§ **Aim of the task**
Please print every record below exactly as it appears.

Begin

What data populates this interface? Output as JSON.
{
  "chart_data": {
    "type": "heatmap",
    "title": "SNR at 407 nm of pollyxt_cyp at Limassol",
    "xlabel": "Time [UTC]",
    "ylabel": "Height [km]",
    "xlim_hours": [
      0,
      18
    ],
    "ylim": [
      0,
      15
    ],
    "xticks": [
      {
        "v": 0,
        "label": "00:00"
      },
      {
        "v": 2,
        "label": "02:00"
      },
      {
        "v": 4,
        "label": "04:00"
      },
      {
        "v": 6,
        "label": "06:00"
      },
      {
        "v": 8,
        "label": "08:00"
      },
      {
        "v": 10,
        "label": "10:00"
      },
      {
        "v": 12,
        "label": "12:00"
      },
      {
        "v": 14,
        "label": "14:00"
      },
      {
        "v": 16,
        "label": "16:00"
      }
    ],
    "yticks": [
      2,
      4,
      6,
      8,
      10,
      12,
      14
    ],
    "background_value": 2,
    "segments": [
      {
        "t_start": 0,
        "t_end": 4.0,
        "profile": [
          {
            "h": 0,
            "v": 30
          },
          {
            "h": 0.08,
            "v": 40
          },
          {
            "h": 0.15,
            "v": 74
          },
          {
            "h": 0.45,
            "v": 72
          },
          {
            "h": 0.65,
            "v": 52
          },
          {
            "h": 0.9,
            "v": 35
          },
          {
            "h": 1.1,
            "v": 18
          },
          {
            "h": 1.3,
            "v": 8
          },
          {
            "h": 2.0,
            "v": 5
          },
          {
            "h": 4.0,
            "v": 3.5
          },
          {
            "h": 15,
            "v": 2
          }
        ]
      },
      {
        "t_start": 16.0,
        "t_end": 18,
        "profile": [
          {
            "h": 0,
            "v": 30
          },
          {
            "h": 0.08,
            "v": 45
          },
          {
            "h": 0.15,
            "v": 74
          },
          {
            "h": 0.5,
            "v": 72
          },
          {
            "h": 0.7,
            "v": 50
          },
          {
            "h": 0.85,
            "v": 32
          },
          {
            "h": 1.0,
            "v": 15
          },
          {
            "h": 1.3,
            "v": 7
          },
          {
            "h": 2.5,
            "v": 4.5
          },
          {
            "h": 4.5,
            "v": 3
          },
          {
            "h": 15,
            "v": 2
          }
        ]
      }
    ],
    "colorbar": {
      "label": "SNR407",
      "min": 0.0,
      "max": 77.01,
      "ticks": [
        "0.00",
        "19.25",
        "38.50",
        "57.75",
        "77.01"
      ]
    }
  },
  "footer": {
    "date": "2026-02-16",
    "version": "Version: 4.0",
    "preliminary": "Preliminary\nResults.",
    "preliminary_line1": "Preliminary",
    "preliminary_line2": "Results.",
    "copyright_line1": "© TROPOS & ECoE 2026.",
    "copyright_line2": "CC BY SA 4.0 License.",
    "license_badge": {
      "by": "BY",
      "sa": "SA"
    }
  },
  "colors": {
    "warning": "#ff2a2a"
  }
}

End

§ **Written response**
What data populates this interface? Output as JSON.
{
  "chart_data": {
    "type": "heatmap",
    "title": "SNR at 407 nm of pollyxt_cyp at Limassol",
    "xlabel": "Time [UTC]",
    "ylabel": "Height [km]",
    "xlim_hours": [
      0,
      18
    ],
    "ylim": [
      0,
      15
    ],
    "xticks": [
      {
        "v": 0,
        "label": "00:00"
      },
      {
        "v": 2,
        "label": "02:00"
      },
      {
        "v": 4,
        "label": "04:00"
      },
      {
        "v": 6,
        "label": "06:00"
      },
      {
        "v": 8,
        "label": "08:00"
      },
      {
        "v": 10,
        "label": "10:00"
      },
      {
        "v": 12,
        "label": "12:00"
      },
      {
        "v": 14,
        "label": "14:00"
      },
      {
        "v": 16,
        "label": "16:00"
      }
    ],
    "yticks": [
      2,
      4,
      6,
      8,
      10,
      12,
      14
    ],
    "background_value": 2,
    "segments": [
      {
        "t_start": 0,
        "t_end": 4.0,
        "profile": [
          {
            "h": 0,
            "v": 30
          },
          {
            "h": 0.08,
            "v": 40
          },
          {
            "h": 0.15,
            "v": 74
          },
          {
            "h": 0.45,
            "v": 72
          },
          {
            "h": 0.65,
            "v": 52
          },
          {
            "h": 0.9,
            "v": 35
          },
          {
            "h": 1.1,
            "v": 18
          },
          {
            "h": 1.3,
            "v": 8
          },
          {
            "h": 2.0,
            "v": 5
          },
          {
            "h": 4.0,
            "v": 3.5
          },
          {
            "h": 15,
            "v": 2
          }
        ]
      },
      {
        "t_start": 16.0,
        "t_end": 18,
        "profile": [
          {
            "h": 0,
            "v": 30
          },
          {
            "h": 0.08,
            "v": 45
          },
          {
            "h": 0.15,
            "v": 74
          },
          {
            "h": 0.5,
            "v": 72
          },
          {
            "h": 0.7,
            "v": 50
          },
          {
            "h": 0.85,
            "v": 32
          },
          {
            "h": 1.0,
            "v": 15
          },
          {
            "h": 1.3,
            "v": 7
          },
          {
            "h": 2.5,
            "v": 4.5
          },
          {
            "h": 4.5,
            "v": 3
          },
          {
            "h": 15,
            "v": 2
          }
        ]
      }
    ],
    "colorbar": {
      "label": "SNR407",
      "min": 0.0,
      "max": 77.01,
      "ticks": [
        "0.00",
        "19.25",
        "38.50",
        "57.75",
        "77.01"
      ]
    }
  },
  "footer": {
    "date": "2026-02-16",
    "version": "Version: 4.0",
    "preliminary": "Preliminary\nResults.",
    "preliminary_line1": "Preliminary",
    "preliminary_line2": "Results.",
    "copyright_line1": "© TROPOS & ECoE 2026.",
    "copyright_line2": "CC BY SA 4.0 License.",
    "license_badge": {
      "by": "BY",
      "sa": "SA"
    }
  },
  "colors": {
    "warning": "#ff2a2a"
  }
}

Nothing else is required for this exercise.